■ DATA TO PROCESS ■
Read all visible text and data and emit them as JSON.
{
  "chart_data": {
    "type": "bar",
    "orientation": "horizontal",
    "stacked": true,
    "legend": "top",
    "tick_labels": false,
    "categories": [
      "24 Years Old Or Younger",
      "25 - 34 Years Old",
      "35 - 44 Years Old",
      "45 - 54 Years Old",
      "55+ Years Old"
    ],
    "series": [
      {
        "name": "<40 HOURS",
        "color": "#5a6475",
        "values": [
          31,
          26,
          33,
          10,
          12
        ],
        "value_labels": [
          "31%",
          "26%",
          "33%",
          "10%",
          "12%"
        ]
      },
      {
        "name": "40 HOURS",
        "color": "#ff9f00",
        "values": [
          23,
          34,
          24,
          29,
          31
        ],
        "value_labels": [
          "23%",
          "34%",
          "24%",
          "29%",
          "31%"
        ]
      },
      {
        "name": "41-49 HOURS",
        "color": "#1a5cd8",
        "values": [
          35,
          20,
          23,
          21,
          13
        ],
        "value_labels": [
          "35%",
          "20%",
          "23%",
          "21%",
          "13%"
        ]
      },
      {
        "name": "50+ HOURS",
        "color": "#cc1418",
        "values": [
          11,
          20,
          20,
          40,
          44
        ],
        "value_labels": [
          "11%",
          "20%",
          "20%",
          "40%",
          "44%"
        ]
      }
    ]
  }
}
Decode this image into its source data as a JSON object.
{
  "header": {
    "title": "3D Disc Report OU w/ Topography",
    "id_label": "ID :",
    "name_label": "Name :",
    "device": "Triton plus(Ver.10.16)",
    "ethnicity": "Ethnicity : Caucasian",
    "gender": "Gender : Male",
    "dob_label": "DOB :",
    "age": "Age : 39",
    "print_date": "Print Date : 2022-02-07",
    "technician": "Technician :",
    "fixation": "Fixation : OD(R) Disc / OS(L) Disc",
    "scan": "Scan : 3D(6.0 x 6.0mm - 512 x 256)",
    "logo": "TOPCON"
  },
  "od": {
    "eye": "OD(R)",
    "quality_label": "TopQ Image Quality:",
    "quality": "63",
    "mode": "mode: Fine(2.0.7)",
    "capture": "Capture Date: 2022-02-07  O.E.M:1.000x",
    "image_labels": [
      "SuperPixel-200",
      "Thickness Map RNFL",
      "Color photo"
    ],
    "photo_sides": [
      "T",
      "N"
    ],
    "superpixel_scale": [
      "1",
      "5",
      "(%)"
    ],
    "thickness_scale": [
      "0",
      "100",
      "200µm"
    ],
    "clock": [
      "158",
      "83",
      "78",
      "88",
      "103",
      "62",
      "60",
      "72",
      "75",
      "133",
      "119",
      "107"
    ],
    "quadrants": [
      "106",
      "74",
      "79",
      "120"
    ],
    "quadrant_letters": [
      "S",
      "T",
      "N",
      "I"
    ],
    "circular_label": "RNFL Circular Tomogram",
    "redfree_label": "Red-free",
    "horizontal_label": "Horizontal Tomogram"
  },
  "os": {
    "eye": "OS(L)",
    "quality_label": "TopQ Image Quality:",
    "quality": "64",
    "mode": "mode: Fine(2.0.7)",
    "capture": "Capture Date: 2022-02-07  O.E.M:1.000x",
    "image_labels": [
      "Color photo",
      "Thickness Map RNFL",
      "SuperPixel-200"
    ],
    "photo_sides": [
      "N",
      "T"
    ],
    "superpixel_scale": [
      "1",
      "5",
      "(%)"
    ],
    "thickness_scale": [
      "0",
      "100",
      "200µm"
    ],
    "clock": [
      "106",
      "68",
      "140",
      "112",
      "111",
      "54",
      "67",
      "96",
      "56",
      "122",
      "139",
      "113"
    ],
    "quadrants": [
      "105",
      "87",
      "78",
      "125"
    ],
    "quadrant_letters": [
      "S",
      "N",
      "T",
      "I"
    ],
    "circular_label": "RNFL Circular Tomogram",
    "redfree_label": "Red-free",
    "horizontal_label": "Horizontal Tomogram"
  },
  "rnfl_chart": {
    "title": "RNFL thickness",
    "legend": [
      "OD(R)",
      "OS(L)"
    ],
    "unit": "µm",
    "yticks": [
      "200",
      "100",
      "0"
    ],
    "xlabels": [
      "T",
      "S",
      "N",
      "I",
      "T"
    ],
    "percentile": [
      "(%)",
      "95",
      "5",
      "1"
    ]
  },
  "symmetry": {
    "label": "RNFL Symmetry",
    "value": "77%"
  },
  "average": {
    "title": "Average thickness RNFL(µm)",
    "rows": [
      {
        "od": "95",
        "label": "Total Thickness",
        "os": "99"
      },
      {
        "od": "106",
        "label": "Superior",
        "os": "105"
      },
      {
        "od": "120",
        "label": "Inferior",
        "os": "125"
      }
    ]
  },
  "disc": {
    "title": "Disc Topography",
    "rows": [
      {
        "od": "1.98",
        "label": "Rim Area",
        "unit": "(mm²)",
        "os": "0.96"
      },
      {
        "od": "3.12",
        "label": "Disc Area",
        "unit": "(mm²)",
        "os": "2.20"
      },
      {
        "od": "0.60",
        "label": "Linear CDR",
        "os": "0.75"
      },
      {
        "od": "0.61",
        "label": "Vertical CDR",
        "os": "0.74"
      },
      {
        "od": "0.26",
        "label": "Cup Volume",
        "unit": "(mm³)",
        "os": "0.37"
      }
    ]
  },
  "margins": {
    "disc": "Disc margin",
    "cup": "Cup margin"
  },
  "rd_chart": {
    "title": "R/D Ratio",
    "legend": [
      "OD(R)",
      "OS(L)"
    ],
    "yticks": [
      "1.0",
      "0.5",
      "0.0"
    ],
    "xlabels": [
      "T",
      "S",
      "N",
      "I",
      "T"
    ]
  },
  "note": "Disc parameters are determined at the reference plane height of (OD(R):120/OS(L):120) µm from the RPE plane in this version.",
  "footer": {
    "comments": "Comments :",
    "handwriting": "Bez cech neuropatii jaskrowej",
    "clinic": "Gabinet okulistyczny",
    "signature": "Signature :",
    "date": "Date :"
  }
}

■ INSTRUCTIONS TO FOLLOW ■
Reproduce the whole listing word for word.

■ OUTPUT FOR THIS EXERCISE ■
Read all visible text and data and emit them as JSON.
{
  "chart_data": {
    "type": "bar",
    "orientation": "horizontal",
    "stacked": true,
    "legend": "top",
    "tick_labels": false,
    "categories": [
      "24 Years Old Or Younger",
      "25 - 34 Years Old",
      "35 - 44 Years Old",
      "45 - 54 Years Old",
      "55+ Years Old"
    ],
    "series": [
      {
        "name": "<40 HOURS",
        "color": "#5a6475",
        "values": [
          31,
          26,
          33,
          10,
          12
        ],
        "value_labels": [
          "31%",
          "26%",
          "33%",
          "10%",
          "12%"
        ]
      },
      {
        "name": "40 HOURS",
        "color": "#ff9f00",
        "values": [
          23,
          34,
          24,
          29,
          31
        ],
        "value_labels": [
          "23%",
          "34%",
          "24%",
          "29%",
          "31%"
        ]
      },
      {
        "name": "41-49 HOURS",
        "color": "#1a5cd8",
        "values": [
          35,
          20,
          23,
          21,
          13
        ],
        "value_labels": [
          "35%",
          "20%",
          "23%",
          "21%",
          "13%"
        ]
      },
      {
        "name": "50+ HOURS",
        "color": "#cc1418",
        "values": [
          11,
          20,
          20,
          40,
          44
        ],
        "value_labels": [
          "11%",
          "20%",
          "20%",
          "40%",
          "44%"
        ]
      }
    ]
  }
}
Decode this image into its source data as a JSON object.
{
  "header": {
    "title": "3D Disc Report OU w/ Topography",
    "id_label": "ID :",
    "name_label": "Name :",
    "device": "Triton plus(Ver.10.16)",
    "ethnicity": "Ethnicity : Caucasian",
    "gender": "Gender : Male",
    "dob_label": "DOB :",
    "age": "Age : 39",
    "print_date": "Print Date : 2022-02-07",
    "technician": "Technician :",
    "fixation": "Fixation : OD(R) Disc / OS(L) Disc",
    "scan": "Scan : 3D(6.0 x 6.0mm - 512 x 256)",
    "logo": "TOPCON"
  },
  "od": {
    "eye": "OD(R)",
    "quality_label": "TopQ Image Quality:",
    "quality": "63",
    "mode": "mode: Fine(2.0.7)",
    "capture": "Capture Date: 2022-02-07  O.E.M:1.000x",
    "image_labels": [
      "SuperPixel-200",
      "Thickness Map RNFL",
      "Color photo"
    ],
    "photo_sides": [
      "T",
      "N"
    ],
    "superpixel_scale": [
      "1",
      "5",
      "(%)"
    ],
    "thickness_scale": [
      "0",
      "100",
      "200µm"
    ],
    "clock": [
      "158",
      "83",
      "78",
      "88",
      "103",
      "62",
      "60",
      "72",
      "75",
      "133",
      "119",
      "107"
    ],
    "quadrants": [
      "106",
      "74",
      "79",
      "120"
    ],
    "quadrant_letters": [
      "S",
      "T",
      "N",
      "I"
    ],
    "circular_label": "RNFL Circular Tomogram",
    "redfree_label": "Red-free",
    "horizontal_label": "Horizontal Tomogram"
  },
  "os": {
    "eye": "OS(L)",
    "quality_label": "TopQ Image Quality:",
    "quality": "64",
    "mode": "mode: Fine(2.0.7)",
    "capture": "Capture Date: 2022-02-07  O.E.M:1.000x",
    "image_labels": [
      "Color photo",
      "Thickness Map RNFL",
      "SuperPixel-200"
    ],
    "photo_sides": [
      "N",
      "T"
    ],
    "superpixel_scale": [
      "1",
      "5",
      "(%)"
    ],
    "thickness_scale": [
      "0",
      "100",
      "200µm"
    ],
    "clock": [
      "106",
      "68",
      "140",
      "112",
      "111",
      "54",
      "67",
      "96",
      "56",
      "122",
      "139",
      "113"
    ],
    "quadrants": [
      "105",
      "87",
      "78",
      "125"
    ],
    "quadrant_letters": [
      "S",
      "N",
      "T",
      "I"
    ],
    "circular_label": "RNFL Circular Tomogram",
    "redfree_label": "Red-free",
    "horizontal_label": "Horizontal Tomogram"
  },
  "rnfl_chart": {
    "title": "RNFL thickness",
    "legend": [
      "OD(R)",
      "OS(L)"
    ],
    "unit": "µm",
    "yticks": [
      "200",
      "100",
      "0"
    ],
    "xlabels": [
      "T",
      "S",
      "N",
      "I",
      "T"
    ],
    "percentile": [
      "(%)",
      "95",
      "5",
      "1"
    ]
  },
  "symmetry": {
    "label": "RNFL Symmetry",
    "value": "77%"
  },
  "average": {
    "title": "Average thickness RNFL(µm)",
    "rows": [
      {
        "od": "95",
        "label": "Total Thickness",
        "os": "99"
      },
      {
        "od": "106",
        "label": "Superior",
        "os": "105"
      },
      {
        "od": "120",
        "label": "Inferior",
        "os": "125"
      }
    ]
  },
  "disc": {
    "title": "Disc Topography",
    "rows": [
      {
        "od": "1.98",
        "label": "Rim Area",
        "unit": "(mm²)",
        "os": "0.96"
      },
      {
        "od": "3.12",
        "label": "Disc Area",
        "unit": "(mm²)",
        "os": "2.20"
      },
      {
        "od": "0.60",
        "label": "Linear CDR",
        "os": "0.75"
      },
      {
        "od": "0.61",
        "label": "Vertical CDR",
        "os": "0.74"
      },
      {
        "od": "0.26",
        "label": "Cup Volume",
        "unit": "(mm³)",
        "os": "0.37"
      }
    ]
  },
  "margins": {
    "disc": "Disc margin",
    "cup": "Cup margin"
  },
  "rd_chart": {
    "title": "R/D Ratio",
    "legend": [
      "OD(R)",
      "OS(L)"
    ],
    "yticks": [
      "1.0",
      "0.5",
      "0.0"
    ],
    "xlabels": [
      "T",
      "S",
      "N",
      "I",
      "T"
    ]
  },
  "note": "Disc parameters are determined at the reference plane height of (OD(R):120/OS(L):120) µm from the RPE plane in this version.",
  "footer": {
    "comments": "Comments :",
    "handwriting": "Bez cech neuropatii jaskrowej",
    "clinic": "Gabinet okulistyczny",
    "signature": "Signature :",
    "date": "Date :"
  }
}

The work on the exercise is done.